:: WHAT YOU WILL DO ::
Show every line containing "When" by copying it.
----------
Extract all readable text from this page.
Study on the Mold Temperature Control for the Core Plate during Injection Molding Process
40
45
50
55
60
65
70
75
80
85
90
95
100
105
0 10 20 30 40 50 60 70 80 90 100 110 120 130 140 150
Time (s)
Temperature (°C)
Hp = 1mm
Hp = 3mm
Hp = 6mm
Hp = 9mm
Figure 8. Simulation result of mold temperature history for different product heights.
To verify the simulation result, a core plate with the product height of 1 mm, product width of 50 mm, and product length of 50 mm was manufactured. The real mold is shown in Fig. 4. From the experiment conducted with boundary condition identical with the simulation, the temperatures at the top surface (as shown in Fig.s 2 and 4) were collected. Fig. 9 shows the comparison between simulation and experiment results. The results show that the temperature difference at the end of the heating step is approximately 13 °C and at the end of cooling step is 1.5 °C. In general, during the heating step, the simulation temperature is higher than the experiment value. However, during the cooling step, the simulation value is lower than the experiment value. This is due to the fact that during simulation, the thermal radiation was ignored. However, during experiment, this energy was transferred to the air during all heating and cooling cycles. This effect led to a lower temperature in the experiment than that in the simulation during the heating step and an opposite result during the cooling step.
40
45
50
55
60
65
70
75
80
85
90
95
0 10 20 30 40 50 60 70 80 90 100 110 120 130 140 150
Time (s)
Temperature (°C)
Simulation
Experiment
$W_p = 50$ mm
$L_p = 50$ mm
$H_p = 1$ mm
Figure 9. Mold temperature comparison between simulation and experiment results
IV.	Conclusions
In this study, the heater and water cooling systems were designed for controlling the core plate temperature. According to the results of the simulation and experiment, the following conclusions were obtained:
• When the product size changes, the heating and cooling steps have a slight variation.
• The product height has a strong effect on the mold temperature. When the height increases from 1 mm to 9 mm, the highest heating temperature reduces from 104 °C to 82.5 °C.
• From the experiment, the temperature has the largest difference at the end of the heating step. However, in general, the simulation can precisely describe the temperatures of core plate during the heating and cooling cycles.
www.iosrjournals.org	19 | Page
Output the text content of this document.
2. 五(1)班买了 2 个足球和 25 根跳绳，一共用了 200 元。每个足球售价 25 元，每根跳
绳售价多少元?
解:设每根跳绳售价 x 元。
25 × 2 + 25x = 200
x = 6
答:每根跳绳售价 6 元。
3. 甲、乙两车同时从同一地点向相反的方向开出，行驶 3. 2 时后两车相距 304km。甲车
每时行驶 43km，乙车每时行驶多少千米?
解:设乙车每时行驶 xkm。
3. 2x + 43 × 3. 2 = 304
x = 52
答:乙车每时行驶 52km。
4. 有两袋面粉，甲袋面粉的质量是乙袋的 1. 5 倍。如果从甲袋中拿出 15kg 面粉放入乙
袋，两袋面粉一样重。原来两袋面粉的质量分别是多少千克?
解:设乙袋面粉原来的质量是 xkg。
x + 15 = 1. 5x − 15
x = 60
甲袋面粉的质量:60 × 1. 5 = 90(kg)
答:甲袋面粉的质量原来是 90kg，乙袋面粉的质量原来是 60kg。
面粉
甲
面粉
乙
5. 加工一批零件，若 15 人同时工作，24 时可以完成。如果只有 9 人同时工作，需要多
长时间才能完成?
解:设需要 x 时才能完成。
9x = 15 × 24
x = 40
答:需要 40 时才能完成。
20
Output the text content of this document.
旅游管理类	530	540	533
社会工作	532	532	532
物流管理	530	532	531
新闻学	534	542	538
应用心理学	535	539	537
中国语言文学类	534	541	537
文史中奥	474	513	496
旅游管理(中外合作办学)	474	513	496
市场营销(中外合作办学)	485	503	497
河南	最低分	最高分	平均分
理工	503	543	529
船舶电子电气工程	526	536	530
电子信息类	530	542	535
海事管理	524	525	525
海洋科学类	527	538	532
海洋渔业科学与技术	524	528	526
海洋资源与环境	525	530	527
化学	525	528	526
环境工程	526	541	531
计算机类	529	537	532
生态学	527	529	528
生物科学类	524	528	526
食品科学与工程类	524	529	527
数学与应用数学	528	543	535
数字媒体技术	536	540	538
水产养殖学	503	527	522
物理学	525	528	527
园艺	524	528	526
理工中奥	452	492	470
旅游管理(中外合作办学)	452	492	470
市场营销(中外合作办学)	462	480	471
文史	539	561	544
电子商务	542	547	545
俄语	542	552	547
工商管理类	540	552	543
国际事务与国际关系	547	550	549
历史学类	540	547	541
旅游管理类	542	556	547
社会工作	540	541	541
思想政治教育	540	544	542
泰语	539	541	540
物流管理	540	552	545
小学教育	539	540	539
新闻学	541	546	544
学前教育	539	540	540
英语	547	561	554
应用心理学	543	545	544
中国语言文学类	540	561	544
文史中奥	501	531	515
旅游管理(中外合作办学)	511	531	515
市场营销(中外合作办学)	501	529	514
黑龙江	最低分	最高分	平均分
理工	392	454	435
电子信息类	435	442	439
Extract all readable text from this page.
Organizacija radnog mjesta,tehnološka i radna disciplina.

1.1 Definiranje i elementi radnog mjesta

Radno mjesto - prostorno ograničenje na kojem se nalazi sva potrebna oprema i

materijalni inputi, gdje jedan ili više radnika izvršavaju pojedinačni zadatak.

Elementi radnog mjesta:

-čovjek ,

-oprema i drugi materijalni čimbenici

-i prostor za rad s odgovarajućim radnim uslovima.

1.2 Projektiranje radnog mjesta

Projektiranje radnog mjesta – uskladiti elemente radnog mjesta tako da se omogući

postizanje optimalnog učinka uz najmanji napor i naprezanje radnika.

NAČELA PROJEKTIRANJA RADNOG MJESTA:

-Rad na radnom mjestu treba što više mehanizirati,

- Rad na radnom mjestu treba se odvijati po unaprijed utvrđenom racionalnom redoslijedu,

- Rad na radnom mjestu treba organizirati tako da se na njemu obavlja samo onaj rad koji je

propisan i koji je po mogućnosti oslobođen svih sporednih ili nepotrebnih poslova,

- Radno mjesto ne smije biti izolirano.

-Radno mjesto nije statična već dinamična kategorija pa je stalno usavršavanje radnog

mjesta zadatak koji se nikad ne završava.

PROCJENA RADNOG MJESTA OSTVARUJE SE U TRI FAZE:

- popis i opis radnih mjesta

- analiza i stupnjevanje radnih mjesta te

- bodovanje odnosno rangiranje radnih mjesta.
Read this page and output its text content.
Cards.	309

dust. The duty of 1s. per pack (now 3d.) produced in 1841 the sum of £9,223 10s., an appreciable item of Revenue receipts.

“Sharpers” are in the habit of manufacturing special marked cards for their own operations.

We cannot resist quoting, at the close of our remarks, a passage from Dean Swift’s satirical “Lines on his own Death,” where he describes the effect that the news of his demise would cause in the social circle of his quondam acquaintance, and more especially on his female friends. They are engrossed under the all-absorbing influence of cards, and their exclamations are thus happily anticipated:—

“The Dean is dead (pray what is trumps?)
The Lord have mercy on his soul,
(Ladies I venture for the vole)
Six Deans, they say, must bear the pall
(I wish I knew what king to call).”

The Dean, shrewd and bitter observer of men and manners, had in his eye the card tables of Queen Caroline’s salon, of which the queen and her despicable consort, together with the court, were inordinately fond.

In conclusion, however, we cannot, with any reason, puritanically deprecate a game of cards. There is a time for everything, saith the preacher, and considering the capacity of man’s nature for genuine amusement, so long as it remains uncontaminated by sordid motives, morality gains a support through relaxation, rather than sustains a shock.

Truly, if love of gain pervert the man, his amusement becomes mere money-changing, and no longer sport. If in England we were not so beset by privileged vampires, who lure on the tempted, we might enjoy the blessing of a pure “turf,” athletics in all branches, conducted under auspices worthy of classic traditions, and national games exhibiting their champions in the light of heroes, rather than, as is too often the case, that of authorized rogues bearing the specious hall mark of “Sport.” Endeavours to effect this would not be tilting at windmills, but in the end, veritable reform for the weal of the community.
----------
:: SOLUTION FOR THIS TASK ::
• When the product size changes, the heating and cooling steps have a slight variation.
• The product height has a strong effect on the mold temperature. When the height increases from 1 mm to 9 mm, the highest heating temperature reduces from 104 °C to 82.5 °C.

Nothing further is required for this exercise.